Compito
Dal testo sul film Habana Blues, trascriva fedelmente tutto ciò che va da "Con Soy Cuba, Habana" scendendo fino a "lontano da Cuba.".

Dice Zambrano: «Spero che Habana Blues generi interrogativi non politicamente estremisti. Tra castrismo e anticastrismo, nel
film c' è chi resta e chi se ne va, ma il copione ci dice anche che l' anima idealista di Cuba non è quella di Portorico». Gli
attori: «Cuba non cerca affari sporchi: si interroga sul suo domani, sull' ala degli Stati Uniti in America Latina sempre più
pesante. Ci chiediamo, con l' attrazione-repulsione che da sempre Cuba ha per gli Usa: per sopravvivere, la nostra isola dovrà
vendere spiagge e antichi palazzi? Chi sarà al governo cercherà di fare affari per i ricchi o per tutti i cubani, per coloro che
non hanno dimenticato i sogni di un socialismo iniziale, durato come un paradiso sino al crollo dell' Unione Sovietica?».
(Giovanna Grassi, Il Corriere della Sera - 19/11/2005)
Con Soy Cuba, Habana Blues forma un casuale ma efficace ‘ieri e oggi” cubano che descrive la traiettoria storico/sociale
compiuta negli ultimi 40 anni dal paese caraibico. Come introduzione è bene chiarire che non siamo dalle parti del
wendersiano e nostalgico Buena Vista Social Club ma in un contesto più affine a quello degli assatanati “commitments”
dublinesi di Alan Parker. Ruy e Tito sono due musicisti, amici per la pelle, che sognano il successo lontano da Cuba.
L’occasione sembra arrivare con l’audizione presso una produttrice spagnola con la quale Ruy, sposato con due figli, ha anche
una relazione sessuale. Le aspettative dei due sono frustrate dall’evidente sfruttamento culturale da parte della producer e,
posti davanti a una scelta che cambierà le loro esistenze, le loro decisioni saranno diametralmente opposte. Nonostante la
connotazione musicale, che rivela grandi fermenti nel mondo delle band giovanili, il film è fortemente ispirato dalle
contraddizioni che animano la Cuba di oggi: da un lato il desiderio di fuga e dall’altro il forte radicamento con il passato. Ruy
e Tito rappresentano in modo perfetto queste tendenze, antitetiche, che i due superano grazie al sentimento dell’amicizia, più
forte di ogni divergenza. (Emiliano Morreale, Film TV - 29/11/2005)
Per Variety è «un’anarchica lettera d’amore a Cuba e alla sua musica elevata a stile di vita». E le Lettere d’amore possono
peccare di ingenuo entusiasmo, ma spesso toccano iL cuore. Sei anni dopo Solas, che nel circuito festivaliero raccolse un
numero impressionante di premi, lo spagnolo Benito Zambrano torna a Cuba, dove si è diplomato in regia, per raccontare La
storia di due giovani musicisti che sognano di diventare famosi e Lasciare L’Avana. L’occasione si presenta con l’incontro di
una coppia di scopritori di talenti spagnoli, decisi a lanciarli in Europa come vittime del regime castrista. Ora ai due amici
tocca fare i conti con l’attaccamento a un Paese che fino a quel momento non avevano dovuto mettere in discussione. La forza
principale di Habana Blues, presente all’ultimo Festival di Cannes nella sezione Un Certain Regard, è netta trascinante musica
rock-soul fusion ma i suoi simpatici personaggi sono descritti con occhio attento (il suono è registrato tutto in diretta),
evitando ogni facile folklore. (Claudio Masenza, Ciak - 15/11/2005)

Elenco fornito
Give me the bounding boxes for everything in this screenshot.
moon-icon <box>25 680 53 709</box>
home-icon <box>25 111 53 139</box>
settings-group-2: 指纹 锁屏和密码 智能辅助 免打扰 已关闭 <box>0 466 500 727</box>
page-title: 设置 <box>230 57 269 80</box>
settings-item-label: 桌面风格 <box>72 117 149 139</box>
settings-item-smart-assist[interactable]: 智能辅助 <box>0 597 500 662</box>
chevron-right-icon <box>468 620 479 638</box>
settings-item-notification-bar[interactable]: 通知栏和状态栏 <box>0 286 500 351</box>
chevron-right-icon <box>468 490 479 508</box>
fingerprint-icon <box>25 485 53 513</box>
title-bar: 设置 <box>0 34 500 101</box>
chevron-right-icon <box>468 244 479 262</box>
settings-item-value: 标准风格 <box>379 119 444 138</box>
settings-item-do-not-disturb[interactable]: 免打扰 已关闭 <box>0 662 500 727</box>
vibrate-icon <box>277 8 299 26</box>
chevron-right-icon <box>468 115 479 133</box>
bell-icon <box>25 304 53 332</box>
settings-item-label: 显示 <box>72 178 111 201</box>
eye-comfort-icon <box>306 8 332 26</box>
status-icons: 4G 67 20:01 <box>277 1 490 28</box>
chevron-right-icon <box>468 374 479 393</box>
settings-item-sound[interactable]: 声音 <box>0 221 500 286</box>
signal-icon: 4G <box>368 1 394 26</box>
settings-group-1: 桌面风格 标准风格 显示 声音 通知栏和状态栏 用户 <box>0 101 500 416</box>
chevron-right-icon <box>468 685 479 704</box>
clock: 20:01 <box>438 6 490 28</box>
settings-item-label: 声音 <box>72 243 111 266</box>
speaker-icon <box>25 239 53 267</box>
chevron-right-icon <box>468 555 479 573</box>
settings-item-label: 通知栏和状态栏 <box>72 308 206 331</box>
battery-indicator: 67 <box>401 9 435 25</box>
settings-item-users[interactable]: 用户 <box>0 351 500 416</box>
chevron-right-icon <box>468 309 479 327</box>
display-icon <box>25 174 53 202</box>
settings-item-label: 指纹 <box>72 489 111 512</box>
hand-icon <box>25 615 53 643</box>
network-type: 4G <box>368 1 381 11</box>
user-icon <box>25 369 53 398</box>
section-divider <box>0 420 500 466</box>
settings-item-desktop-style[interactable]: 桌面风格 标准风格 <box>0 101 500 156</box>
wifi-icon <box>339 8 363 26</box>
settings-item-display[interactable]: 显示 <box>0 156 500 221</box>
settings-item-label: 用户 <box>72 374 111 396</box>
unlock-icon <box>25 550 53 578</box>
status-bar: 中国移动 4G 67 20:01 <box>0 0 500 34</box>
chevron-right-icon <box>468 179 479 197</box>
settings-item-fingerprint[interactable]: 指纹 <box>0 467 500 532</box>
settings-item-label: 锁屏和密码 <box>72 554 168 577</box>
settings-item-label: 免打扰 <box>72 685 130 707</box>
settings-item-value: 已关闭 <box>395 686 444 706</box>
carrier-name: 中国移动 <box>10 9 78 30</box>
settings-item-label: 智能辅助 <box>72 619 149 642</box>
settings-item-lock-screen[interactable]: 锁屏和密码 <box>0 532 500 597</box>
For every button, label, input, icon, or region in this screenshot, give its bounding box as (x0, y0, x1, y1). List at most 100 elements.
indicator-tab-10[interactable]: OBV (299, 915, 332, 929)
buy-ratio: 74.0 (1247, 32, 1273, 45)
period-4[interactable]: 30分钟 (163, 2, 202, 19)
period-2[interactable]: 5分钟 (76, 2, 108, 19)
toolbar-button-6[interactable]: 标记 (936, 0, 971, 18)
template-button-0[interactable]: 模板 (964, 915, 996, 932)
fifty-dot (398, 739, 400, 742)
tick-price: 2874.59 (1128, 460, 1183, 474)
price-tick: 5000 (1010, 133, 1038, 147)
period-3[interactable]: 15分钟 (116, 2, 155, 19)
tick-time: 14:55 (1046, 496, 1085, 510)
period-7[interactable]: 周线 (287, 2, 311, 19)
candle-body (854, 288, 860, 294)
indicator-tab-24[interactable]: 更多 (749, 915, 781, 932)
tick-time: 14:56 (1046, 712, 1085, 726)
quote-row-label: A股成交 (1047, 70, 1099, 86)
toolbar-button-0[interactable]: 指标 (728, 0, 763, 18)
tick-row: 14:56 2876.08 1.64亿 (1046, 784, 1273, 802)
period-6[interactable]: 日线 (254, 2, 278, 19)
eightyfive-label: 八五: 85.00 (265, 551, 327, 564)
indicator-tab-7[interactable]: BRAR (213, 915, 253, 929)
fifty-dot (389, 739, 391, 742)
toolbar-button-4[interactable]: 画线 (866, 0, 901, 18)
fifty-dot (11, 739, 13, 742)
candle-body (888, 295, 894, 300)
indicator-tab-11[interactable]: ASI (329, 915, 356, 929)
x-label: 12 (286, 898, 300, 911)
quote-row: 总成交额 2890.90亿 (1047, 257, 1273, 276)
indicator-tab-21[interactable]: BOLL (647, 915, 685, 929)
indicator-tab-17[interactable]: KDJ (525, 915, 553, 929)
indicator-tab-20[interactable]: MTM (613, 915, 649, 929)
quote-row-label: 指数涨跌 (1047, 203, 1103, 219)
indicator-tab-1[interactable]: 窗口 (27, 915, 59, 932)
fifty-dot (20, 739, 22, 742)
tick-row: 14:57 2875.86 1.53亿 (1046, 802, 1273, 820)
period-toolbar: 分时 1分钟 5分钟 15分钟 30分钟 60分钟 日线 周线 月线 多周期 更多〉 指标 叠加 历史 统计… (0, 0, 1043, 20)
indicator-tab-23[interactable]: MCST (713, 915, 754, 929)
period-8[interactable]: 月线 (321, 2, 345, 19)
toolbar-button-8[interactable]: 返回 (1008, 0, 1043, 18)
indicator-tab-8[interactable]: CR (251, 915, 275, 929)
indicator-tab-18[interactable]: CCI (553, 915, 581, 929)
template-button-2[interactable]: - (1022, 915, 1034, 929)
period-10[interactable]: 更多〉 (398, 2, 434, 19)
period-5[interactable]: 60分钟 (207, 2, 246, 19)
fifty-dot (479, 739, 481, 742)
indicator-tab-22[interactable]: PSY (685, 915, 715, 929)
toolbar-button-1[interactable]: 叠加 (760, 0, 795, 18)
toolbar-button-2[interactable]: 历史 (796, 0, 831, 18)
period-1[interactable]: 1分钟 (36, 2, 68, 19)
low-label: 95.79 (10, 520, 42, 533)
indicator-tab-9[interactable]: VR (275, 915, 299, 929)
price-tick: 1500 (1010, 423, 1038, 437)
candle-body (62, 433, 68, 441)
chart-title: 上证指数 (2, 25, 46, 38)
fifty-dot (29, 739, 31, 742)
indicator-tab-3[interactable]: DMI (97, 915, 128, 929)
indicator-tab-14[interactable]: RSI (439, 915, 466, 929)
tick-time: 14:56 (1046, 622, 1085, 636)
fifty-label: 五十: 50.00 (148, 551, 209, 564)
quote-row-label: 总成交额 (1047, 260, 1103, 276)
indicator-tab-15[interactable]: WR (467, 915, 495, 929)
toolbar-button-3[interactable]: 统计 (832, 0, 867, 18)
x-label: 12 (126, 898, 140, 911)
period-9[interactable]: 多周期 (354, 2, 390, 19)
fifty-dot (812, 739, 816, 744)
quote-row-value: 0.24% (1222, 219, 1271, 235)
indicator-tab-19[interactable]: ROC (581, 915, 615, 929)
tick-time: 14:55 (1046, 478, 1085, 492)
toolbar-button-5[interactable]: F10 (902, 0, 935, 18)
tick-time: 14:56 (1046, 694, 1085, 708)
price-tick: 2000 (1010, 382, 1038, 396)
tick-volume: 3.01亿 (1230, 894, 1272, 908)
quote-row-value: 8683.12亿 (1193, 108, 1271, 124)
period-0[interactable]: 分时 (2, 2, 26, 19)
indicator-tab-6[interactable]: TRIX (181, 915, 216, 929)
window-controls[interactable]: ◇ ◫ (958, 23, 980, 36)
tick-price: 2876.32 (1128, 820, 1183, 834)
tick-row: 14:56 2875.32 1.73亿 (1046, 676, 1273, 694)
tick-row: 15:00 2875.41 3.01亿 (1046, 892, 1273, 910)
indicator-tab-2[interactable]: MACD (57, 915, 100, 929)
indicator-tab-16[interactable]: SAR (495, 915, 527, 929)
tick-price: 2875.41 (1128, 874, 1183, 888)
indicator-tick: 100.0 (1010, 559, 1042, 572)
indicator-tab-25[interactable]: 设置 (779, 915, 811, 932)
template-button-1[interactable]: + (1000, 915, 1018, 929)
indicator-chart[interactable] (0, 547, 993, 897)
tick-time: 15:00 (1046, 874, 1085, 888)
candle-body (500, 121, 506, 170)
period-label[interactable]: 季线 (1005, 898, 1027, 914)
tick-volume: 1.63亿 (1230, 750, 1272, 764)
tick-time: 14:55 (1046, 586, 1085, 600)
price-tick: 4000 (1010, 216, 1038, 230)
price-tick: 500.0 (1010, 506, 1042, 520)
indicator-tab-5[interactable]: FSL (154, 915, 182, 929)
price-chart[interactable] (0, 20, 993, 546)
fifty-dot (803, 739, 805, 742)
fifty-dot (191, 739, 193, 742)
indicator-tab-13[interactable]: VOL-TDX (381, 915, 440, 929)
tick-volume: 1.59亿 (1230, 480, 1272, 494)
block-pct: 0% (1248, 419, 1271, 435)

Risultato qui sotto
Con Soy Cuba, Habana Blues forma un casuale ma efficace ‘ieri e oggi” cubano che descrive la traiettoria storico/sociale
compiuta negli ultimi 40 anni dal paese caraibico. Come introduzione è bene chiarire che non siamo dalle parti del
wendersiano e nostalgico Buena Vista Social Club ma in un contesto più affine a quello degli assatanati “commitments”
dublinesi di Alan Parker. Ruy e Tito sono due musicisti, amici per la pelle, che sognano il successo lontano da Cuba.